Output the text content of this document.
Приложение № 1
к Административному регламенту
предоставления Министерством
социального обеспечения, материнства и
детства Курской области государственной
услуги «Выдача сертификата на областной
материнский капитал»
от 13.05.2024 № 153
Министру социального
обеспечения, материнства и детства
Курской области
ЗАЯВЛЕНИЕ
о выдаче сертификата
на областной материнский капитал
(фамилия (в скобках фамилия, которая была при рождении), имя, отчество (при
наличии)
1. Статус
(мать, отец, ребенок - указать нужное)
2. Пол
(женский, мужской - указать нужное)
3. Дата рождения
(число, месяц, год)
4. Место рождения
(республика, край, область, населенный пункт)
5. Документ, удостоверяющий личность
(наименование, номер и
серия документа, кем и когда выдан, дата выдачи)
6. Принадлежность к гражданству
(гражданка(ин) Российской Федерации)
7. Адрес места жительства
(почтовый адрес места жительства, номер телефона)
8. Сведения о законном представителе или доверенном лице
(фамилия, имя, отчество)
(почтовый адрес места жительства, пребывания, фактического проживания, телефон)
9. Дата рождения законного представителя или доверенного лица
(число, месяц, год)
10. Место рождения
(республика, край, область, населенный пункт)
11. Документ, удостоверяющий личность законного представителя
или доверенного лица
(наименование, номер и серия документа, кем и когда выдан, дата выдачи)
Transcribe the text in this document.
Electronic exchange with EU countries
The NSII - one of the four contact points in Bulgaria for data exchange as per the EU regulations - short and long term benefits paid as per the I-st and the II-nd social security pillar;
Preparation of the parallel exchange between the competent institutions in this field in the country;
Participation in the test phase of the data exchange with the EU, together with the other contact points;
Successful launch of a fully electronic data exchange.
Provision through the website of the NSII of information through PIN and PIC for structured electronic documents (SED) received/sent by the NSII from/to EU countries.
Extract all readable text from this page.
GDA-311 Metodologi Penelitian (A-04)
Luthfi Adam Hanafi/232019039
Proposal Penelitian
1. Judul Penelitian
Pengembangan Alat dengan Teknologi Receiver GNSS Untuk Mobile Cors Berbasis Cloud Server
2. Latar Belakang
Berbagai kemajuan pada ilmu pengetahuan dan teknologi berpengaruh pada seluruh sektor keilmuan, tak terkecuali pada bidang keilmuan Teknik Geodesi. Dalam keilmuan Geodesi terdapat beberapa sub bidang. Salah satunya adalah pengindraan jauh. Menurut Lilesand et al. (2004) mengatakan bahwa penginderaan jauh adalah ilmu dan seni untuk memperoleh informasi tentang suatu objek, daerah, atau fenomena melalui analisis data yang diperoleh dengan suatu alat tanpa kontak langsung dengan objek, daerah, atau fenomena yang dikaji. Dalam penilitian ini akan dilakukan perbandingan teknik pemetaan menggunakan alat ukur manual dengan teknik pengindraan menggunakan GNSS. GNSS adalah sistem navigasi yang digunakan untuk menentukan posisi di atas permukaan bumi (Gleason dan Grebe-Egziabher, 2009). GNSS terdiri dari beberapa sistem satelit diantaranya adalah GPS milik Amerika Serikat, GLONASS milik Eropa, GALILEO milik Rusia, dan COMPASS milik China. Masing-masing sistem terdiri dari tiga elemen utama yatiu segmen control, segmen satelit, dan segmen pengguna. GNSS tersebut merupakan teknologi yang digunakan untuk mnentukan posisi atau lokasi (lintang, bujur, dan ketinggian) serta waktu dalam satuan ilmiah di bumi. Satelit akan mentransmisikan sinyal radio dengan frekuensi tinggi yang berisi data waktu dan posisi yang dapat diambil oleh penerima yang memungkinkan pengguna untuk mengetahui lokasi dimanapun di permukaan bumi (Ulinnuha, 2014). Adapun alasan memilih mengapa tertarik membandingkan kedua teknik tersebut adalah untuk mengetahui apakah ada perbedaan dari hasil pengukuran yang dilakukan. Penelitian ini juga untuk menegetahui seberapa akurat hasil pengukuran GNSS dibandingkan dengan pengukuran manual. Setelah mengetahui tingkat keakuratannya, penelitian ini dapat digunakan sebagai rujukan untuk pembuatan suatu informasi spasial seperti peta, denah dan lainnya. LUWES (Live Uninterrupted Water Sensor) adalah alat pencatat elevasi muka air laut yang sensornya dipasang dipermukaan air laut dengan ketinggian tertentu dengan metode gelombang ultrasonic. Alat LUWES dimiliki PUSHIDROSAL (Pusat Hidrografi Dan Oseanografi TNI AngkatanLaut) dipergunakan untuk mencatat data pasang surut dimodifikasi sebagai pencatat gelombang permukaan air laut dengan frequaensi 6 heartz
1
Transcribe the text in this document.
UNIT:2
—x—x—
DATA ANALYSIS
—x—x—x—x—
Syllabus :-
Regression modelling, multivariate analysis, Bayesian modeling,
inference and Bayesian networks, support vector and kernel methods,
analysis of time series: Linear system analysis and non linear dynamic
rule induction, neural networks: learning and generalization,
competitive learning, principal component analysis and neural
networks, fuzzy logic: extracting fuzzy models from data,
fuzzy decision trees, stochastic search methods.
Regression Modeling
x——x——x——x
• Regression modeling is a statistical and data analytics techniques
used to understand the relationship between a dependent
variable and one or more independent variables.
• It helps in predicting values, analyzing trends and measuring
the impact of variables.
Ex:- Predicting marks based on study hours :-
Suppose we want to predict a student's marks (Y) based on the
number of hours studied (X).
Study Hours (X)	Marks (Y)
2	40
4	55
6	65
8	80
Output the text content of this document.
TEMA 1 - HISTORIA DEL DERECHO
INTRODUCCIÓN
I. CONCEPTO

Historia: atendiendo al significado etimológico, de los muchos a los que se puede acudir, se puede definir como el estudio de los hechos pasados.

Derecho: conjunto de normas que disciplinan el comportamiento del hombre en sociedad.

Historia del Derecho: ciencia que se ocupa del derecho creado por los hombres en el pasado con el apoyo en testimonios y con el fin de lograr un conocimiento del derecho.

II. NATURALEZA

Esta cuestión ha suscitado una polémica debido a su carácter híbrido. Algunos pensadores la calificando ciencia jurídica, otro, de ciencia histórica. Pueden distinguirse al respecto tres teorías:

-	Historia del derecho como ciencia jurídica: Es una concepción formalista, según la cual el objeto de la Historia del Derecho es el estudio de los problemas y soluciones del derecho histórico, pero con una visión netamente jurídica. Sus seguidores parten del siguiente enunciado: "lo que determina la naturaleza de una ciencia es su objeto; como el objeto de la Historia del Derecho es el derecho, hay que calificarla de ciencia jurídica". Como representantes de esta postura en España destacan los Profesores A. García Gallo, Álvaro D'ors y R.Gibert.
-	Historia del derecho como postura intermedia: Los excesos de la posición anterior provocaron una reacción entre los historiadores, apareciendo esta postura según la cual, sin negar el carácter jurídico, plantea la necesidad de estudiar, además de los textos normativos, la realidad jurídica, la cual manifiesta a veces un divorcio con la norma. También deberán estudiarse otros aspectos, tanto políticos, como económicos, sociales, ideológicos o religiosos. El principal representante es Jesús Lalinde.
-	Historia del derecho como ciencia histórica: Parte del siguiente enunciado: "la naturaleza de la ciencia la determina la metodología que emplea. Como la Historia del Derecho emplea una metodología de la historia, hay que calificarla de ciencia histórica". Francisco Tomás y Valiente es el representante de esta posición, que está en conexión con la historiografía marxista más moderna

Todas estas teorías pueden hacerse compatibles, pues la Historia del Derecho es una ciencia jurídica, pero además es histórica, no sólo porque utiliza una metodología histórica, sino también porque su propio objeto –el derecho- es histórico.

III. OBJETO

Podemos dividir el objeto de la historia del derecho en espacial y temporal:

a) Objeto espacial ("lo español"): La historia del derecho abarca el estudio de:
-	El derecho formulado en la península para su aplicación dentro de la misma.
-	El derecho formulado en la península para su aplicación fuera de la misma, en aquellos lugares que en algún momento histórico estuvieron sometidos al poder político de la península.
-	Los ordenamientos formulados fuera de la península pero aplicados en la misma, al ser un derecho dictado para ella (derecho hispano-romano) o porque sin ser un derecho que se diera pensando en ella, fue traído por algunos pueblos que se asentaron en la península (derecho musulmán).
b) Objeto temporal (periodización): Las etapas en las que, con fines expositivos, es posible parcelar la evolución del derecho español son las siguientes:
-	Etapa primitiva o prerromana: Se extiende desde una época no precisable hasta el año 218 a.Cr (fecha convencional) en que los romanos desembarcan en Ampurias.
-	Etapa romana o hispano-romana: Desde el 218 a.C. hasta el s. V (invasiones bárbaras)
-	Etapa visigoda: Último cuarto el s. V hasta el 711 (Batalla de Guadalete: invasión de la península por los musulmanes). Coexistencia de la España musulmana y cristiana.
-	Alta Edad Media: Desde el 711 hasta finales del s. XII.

- _Exercise requirements_: Lines holding the word "сертификата" should be counted across the entries; state only how many there are.

- _Result_: 2